**Written problem**:
From the text on Bengali wedding rituals, explain in one to three sentences why the mothers of the bride and groom do not watch the wedding.

##### Text shown #####

The Bengali wedding reflects the myriad hues of its vibrant culture and is time for joyous celebration without any ostentation. Marked by great joi de vivre, the umpteenth Bengali marriage rituals lend a special touch to wedding ceremony on the whole. According to the wedding rituals of Bengalis, the marriages don't take place in the Indian calendar months of Bhadra, Ashwini, Paush, Chaitra and Karthik because they are considered inauspicious. Another peculiar feature of Bengali weddings is that the mothers of either the groom and the bride don't watch the wedding due to fear of bad luck.
Adan Pradan: An antiquated ritual, it involves the prospective groom and bride along with the elders in the family sitting in the presence of the priest who after establishing that the couple are not close relatives or share the same gotra (ancestral lineage) sets the date for the wedding.
Ashirbaad: Equivalent of an engagement ceremony, the Aashirbad ceremony takes place two- three days before the wedding date. For this ceremony, first the groom's family (excluding the groom) visit the bride's home and shower her with blessings as well as with costly presents, usually in the presence of a priest who places an idol of Bhagwan Narayan in the front. Later, the bride's family blesses the groom in his house and gifts him a ring, gold buttons and a watch.
Al Buddo Bhaat: Ai Buddo Bhaat refers to the last meal that the maiden partakes of in her own house before she is married off. A joyous occasion, it calls for a mini-feast where the bride's extended family and close friends join in the celebrations and wish her all the best. The Ai Buddo Bhaat feast consists of typically Bengali fare such as rice, fish, luchis (puri), vegetable preparations and sweets such as payash, rasgullas etc. This ritual takes place in the home of the groom also. Conversely, sometimes close friends and relatives invite the would-be groom/bride to their house for Al Buddo Bhaat where all their favorite dishes are prepared and they usually receive gifts.
Vridhi: The Vriddhi ceremony signifies the puja ceremony conducted to honor all the ancestors of both the bride and the groom. Usually performed by a paternal uncle, it involves decorating the place of the puja with alpona (Bengali rangoli). Upon that alpona, a ghot (copper jug) containing the amra pallab (mango leaves) is placed. Simultaneously the baran dala is prepared that is usually a silver plate with a symbol of Sri painted on it where all the items that will be needed for the puja are placed. Then the priest performs the puja by placing the idol of Bhagwan Narayan in front.

##### Information given #####

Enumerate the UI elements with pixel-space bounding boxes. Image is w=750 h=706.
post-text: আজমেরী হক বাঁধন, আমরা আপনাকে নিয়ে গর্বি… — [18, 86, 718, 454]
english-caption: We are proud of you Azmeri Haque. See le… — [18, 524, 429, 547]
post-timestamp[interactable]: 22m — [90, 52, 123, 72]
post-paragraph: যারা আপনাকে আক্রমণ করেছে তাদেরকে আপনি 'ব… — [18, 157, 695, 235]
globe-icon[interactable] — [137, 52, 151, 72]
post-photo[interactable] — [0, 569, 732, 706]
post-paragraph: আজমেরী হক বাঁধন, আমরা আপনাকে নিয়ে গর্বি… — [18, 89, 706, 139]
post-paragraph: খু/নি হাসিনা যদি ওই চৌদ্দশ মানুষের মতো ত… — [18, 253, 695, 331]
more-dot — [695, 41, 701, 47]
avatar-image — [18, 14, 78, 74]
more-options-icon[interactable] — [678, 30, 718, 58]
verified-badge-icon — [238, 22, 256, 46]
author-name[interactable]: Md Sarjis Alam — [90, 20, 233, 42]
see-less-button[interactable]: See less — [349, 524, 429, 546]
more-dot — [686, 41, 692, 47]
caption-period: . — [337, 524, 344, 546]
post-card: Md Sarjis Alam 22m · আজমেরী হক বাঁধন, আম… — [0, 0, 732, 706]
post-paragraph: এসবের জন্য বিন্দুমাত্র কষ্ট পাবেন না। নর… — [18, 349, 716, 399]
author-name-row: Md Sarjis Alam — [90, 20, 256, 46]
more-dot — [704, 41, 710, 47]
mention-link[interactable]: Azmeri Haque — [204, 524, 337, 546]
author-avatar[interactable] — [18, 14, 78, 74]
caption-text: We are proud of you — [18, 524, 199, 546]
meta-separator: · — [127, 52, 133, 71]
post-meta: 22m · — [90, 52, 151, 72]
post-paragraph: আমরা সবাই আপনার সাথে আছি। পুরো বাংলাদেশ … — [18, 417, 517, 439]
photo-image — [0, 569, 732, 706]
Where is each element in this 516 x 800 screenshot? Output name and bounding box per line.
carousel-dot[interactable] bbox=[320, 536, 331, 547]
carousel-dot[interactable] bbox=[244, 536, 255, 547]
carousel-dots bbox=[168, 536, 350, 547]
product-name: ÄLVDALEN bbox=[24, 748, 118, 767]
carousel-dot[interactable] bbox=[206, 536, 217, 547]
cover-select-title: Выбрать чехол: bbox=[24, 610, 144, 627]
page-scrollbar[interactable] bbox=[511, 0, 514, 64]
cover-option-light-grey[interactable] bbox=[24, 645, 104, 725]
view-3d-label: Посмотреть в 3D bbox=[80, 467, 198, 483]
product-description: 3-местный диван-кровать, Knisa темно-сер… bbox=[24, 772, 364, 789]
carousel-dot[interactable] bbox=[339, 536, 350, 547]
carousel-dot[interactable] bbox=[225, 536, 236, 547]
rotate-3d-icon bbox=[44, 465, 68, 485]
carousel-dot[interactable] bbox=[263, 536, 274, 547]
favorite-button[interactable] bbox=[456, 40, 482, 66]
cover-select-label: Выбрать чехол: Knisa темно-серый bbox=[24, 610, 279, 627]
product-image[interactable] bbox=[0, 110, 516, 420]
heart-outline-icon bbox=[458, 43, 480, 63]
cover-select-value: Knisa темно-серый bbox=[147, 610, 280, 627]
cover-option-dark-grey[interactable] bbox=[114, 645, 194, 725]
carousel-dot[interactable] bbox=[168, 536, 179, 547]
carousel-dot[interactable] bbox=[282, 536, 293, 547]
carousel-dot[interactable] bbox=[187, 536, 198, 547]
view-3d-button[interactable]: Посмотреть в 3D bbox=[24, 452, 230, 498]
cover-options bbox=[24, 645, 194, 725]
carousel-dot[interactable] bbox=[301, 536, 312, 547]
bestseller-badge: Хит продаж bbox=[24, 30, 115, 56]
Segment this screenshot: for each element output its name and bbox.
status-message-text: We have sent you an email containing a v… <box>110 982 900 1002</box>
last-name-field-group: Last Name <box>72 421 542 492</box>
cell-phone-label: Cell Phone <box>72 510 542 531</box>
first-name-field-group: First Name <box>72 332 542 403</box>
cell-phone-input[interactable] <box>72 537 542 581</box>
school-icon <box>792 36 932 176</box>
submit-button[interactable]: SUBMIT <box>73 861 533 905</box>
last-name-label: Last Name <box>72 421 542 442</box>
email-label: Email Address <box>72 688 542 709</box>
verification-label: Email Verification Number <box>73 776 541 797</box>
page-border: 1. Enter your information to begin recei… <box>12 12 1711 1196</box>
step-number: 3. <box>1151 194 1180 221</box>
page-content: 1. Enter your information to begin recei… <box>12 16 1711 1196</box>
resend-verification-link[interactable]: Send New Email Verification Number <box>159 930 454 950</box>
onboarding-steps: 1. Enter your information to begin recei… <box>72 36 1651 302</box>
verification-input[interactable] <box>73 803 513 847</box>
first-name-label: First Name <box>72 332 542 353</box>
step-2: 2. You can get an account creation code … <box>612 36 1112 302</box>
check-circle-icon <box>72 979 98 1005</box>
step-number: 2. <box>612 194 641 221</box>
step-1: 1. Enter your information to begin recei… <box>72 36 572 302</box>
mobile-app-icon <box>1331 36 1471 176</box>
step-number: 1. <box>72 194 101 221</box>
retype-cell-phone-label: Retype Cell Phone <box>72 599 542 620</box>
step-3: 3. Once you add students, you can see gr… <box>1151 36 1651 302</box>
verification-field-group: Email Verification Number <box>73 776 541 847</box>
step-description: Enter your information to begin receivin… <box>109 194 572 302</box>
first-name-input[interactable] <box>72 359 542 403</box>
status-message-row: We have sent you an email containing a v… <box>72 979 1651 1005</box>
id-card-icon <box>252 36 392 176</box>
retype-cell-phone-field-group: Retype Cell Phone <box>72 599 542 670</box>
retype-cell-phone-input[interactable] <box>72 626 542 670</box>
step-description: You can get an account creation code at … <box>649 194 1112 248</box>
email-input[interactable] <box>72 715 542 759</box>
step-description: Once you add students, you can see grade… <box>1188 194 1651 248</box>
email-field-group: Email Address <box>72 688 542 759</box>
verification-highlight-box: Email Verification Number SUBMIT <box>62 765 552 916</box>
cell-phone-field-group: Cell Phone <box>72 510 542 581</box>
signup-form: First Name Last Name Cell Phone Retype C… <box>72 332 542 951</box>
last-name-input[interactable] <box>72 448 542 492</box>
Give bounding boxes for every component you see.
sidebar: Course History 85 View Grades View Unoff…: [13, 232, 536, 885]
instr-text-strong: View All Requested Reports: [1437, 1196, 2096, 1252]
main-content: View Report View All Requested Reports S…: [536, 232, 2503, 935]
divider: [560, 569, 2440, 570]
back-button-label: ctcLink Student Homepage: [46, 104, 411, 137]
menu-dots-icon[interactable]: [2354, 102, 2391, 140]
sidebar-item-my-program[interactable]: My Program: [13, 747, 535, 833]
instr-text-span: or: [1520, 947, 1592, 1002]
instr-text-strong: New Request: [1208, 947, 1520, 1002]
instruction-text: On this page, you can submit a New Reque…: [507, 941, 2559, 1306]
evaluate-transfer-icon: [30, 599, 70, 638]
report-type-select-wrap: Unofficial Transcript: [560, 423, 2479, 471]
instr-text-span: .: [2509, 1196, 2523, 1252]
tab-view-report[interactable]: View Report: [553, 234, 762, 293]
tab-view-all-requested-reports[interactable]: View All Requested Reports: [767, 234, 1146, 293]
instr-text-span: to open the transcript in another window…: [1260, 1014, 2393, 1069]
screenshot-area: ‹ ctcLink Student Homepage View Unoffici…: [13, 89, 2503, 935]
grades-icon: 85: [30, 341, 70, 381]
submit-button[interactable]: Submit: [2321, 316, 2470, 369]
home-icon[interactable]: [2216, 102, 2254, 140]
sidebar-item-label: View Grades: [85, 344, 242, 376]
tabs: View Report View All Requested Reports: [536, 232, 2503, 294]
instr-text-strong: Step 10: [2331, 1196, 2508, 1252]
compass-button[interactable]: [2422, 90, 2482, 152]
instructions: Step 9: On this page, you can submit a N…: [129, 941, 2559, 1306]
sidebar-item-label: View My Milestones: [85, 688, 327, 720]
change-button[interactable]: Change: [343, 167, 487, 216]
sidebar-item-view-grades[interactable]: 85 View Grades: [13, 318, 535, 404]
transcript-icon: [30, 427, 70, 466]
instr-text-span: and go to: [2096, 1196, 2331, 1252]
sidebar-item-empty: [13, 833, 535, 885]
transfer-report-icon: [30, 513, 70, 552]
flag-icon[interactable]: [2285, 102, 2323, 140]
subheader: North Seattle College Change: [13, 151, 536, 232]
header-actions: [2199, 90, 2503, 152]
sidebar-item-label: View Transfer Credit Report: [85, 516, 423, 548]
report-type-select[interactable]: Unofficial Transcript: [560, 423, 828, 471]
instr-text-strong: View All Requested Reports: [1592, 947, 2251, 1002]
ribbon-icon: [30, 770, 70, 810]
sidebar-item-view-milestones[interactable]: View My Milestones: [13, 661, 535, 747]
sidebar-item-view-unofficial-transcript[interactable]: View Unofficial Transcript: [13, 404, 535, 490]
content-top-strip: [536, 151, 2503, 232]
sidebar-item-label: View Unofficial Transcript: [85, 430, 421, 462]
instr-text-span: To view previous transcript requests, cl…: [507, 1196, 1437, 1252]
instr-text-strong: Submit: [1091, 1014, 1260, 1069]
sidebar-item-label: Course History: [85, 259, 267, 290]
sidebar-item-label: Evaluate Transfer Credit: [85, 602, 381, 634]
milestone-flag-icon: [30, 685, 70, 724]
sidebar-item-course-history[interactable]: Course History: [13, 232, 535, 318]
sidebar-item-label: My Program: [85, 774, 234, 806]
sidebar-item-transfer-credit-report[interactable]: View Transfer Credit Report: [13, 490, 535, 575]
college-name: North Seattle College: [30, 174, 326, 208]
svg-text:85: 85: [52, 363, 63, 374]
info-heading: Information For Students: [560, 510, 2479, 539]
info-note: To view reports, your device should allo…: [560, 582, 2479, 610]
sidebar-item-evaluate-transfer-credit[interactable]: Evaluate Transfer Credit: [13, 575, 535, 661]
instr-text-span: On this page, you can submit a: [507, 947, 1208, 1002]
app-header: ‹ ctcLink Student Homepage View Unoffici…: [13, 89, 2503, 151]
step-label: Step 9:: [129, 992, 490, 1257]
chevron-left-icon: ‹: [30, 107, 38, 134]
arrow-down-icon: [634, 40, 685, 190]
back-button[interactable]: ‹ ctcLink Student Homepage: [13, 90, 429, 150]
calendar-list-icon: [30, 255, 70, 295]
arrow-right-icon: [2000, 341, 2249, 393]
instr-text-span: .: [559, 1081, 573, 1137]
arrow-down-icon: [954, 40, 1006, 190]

#####

**Answer to the problem**:
The mothers of the bride and groom do not watch the wedding because of a fear of bad luck.